▸ **Goal**
Copy each line of the records that holds the string "sacra".

▸ **Extracted data entries**
>> Begin
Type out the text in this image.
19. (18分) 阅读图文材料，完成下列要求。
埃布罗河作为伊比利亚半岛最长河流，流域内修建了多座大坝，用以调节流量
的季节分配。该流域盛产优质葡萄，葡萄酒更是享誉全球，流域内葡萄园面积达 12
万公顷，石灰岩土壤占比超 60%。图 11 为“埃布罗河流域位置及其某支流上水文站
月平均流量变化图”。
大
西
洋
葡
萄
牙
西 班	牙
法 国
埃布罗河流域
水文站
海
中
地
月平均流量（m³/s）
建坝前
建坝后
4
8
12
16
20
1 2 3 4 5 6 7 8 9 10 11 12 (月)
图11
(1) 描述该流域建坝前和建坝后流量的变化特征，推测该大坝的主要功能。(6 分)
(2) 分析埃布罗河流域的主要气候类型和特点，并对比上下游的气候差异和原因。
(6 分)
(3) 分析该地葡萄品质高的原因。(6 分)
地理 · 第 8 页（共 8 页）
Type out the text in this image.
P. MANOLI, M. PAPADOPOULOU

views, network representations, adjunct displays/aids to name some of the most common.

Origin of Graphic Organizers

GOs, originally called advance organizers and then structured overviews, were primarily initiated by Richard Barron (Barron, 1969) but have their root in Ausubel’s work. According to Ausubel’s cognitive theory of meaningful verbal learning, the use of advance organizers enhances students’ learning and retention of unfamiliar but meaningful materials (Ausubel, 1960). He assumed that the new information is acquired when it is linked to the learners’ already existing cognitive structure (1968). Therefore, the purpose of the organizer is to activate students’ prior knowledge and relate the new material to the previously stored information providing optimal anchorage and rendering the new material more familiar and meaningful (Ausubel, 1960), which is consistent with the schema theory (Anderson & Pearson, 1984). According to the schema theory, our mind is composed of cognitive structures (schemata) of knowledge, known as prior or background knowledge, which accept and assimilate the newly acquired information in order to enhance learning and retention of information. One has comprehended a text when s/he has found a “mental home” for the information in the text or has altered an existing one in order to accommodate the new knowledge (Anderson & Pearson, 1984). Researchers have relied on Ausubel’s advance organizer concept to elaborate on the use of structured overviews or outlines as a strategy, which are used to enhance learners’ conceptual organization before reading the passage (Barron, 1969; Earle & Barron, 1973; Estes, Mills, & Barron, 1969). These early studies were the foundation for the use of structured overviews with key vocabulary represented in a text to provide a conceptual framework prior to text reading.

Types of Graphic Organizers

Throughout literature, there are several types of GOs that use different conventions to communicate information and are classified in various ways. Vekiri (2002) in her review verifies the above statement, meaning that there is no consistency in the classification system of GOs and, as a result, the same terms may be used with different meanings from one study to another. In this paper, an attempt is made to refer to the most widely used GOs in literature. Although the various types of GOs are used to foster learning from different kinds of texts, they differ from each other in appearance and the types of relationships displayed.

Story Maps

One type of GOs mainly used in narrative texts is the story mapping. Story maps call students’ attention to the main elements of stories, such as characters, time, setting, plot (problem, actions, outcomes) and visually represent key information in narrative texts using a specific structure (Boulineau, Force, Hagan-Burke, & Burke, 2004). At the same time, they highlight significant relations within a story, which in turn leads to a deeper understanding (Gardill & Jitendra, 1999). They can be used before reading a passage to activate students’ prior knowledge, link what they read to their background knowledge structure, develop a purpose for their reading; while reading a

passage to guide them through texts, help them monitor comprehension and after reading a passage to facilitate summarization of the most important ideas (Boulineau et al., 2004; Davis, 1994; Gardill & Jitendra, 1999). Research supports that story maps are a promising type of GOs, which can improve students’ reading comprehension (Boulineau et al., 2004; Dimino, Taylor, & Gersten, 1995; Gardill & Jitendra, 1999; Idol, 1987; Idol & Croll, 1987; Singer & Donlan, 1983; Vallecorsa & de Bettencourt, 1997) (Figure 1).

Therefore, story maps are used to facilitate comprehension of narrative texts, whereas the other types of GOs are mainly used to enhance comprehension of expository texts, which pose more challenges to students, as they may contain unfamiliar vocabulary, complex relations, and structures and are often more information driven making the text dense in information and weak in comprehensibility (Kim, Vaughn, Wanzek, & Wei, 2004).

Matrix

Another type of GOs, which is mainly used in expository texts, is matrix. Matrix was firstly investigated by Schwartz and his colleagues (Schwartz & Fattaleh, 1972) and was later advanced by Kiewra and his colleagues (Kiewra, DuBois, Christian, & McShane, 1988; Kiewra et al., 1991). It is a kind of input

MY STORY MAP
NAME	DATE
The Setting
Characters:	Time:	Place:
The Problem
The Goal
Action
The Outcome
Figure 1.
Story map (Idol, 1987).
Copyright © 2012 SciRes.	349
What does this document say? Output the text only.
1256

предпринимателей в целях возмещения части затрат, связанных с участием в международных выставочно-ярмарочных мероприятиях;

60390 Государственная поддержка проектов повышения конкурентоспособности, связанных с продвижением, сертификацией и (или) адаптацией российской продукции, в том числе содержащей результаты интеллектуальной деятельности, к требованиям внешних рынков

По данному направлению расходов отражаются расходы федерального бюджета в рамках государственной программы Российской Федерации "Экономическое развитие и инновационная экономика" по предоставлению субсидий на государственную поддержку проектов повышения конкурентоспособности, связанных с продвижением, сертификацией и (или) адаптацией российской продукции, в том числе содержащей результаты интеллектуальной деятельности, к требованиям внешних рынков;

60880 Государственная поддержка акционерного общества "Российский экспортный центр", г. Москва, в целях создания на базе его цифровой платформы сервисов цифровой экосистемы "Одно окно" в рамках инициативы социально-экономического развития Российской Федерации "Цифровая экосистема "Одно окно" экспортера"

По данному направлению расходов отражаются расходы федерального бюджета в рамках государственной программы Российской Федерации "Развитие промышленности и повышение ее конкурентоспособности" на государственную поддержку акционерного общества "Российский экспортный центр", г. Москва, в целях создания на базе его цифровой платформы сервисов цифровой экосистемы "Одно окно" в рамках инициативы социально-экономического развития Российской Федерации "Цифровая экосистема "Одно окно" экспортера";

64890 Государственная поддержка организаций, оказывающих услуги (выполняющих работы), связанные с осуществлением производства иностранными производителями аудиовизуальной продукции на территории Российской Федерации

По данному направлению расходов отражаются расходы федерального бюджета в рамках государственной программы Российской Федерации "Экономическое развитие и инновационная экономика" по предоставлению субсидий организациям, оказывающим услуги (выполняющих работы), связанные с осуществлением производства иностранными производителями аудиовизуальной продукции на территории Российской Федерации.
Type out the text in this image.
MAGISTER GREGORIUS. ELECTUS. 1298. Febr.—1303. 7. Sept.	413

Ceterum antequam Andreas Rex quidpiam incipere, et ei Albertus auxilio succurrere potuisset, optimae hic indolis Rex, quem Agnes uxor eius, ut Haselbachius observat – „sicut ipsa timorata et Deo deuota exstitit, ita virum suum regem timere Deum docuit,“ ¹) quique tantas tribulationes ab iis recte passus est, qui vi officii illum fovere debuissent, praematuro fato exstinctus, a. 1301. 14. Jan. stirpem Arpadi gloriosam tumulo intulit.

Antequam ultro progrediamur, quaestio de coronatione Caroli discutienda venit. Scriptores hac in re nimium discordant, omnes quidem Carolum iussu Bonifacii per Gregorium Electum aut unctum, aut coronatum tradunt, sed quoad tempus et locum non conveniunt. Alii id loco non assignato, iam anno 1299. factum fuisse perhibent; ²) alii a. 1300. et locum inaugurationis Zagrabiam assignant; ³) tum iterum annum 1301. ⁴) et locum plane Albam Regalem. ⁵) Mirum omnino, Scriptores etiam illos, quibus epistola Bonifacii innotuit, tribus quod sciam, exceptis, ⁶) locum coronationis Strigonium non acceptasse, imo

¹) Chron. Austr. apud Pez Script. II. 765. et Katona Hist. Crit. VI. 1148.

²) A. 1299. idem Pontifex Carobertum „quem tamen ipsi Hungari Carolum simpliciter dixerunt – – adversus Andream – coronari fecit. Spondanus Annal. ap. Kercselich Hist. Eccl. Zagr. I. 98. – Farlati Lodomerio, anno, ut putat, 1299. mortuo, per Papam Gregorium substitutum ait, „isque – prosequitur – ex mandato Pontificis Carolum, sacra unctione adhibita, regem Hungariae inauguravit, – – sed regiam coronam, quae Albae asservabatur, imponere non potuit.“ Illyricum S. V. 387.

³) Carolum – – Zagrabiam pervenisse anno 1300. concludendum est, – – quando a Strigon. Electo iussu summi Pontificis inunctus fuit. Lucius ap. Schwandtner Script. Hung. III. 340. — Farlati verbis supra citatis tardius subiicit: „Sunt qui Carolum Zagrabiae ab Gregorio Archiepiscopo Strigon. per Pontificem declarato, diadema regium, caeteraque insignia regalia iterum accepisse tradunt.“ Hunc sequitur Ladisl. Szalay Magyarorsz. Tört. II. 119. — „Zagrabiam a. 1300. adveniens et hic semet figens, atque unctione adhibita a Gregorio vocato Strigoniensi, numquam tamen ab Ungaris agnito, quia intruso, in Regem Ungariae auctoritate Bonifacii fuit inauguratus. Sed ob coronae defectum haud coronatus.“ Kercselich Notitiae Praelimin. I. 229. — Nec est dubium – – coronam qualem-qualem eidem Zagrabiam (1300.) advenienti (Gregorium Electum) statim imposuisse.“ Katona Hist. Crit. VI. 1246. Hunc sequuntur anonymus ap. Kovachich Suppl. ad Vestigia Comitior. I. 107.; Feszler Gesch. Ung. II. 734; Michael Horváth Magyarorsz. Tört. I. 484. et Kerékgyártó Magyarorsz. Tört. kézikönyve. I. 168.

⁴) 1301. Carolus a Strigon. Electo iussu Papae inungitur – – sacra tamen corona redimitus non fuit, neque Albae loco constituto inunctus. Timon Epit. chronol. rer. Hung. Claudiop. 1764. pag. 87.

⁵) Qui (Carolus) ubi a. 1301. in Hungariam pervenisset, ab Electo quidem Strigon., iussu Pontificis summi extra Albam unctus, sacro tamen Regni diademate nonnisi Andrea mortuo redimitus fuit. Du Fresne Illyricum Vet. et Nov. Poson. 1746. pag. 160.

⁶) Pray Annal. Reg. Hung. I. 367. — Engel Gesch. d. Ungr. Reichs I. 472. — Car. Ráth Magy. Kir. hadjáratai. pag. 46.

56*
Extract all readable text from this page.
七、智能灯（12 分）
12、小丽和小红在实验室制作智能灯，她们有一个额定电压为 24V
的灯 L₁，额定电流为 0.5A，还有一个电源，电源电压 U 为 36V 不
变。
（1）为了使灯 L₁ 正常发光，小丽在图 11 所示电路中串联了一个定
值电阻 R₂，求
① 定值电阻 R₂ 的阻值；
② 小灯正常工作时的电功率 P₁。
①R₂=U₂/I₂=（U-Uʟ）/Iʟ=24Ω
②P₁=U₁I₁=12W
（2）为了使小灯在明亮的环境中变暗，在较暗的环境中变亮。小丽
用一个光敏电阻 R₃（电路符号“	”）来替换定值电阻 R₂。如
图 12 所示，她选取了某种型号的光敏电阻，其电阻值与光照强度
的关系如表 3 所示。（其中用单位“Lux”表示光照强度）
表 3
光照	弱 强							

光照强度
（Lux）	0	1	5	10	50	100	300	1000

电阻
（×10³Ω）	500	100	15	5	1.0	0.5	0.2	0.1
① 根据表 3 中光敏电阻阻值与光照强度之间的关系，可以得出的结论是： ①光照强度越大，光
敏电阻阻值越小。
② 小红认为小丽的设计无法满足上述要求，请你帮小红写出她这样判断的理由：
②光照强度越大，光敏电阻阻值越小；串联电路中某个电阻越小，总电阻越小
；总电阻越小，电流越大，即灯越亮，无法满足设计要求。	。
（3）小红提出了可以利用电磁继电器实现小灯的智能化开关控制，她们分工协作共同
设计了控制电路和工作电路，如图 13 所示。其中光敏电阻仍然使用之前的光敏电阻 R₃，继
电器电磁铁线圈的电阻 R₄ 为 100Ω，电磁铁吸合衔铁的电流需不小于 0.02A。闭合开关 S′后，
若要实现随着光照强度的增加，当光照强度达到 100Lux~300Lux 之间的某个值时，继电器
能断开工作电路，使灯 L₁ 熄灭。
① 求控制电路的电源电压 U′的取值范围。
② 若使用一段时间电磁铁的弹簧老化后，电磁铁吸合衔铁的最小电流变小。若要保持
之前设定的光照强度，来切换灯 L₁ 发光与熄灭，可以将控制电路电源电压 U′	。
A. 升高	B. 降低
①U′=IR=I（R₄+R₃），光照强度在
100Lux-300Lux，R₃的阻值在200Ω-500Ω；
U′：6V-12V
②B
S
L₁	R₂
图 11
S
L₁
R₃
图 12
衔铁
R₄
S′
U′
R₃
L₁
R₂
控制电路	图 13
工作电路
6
>> End
▸ **Exercise result**
²) A. 1299. idem Pontifex Carobertum „quem tamen ipsi Hungari Carolum simpliciter dixerunt – – adversus Andream – coronari fecit. Spondanus Annal. ap. Kercselich Hist. Eccl. Zagr. I. 98. – Farlati Lodomerio, anno, ut putat, 1299. mortuo, per Papam Gregorium substitutum ait, „isque – prosequitur – ex mandato Pontificis Carolum, sacra unctione adhibita, regem Hungariae inauguravit, – – sed regiam coronam, quae Albae asservabatur, imponere non potuit.“ Illyricum S. V. 387.
⁴) 1301. Carolus a Strigon. Electo iussu Papae inungitur – – sacra tamen corona redimitus non fuit, neque Albae loco constituto inunctus. Timon Epit. chronol. rer. Hung. Claudiop. 1764. pag. 87.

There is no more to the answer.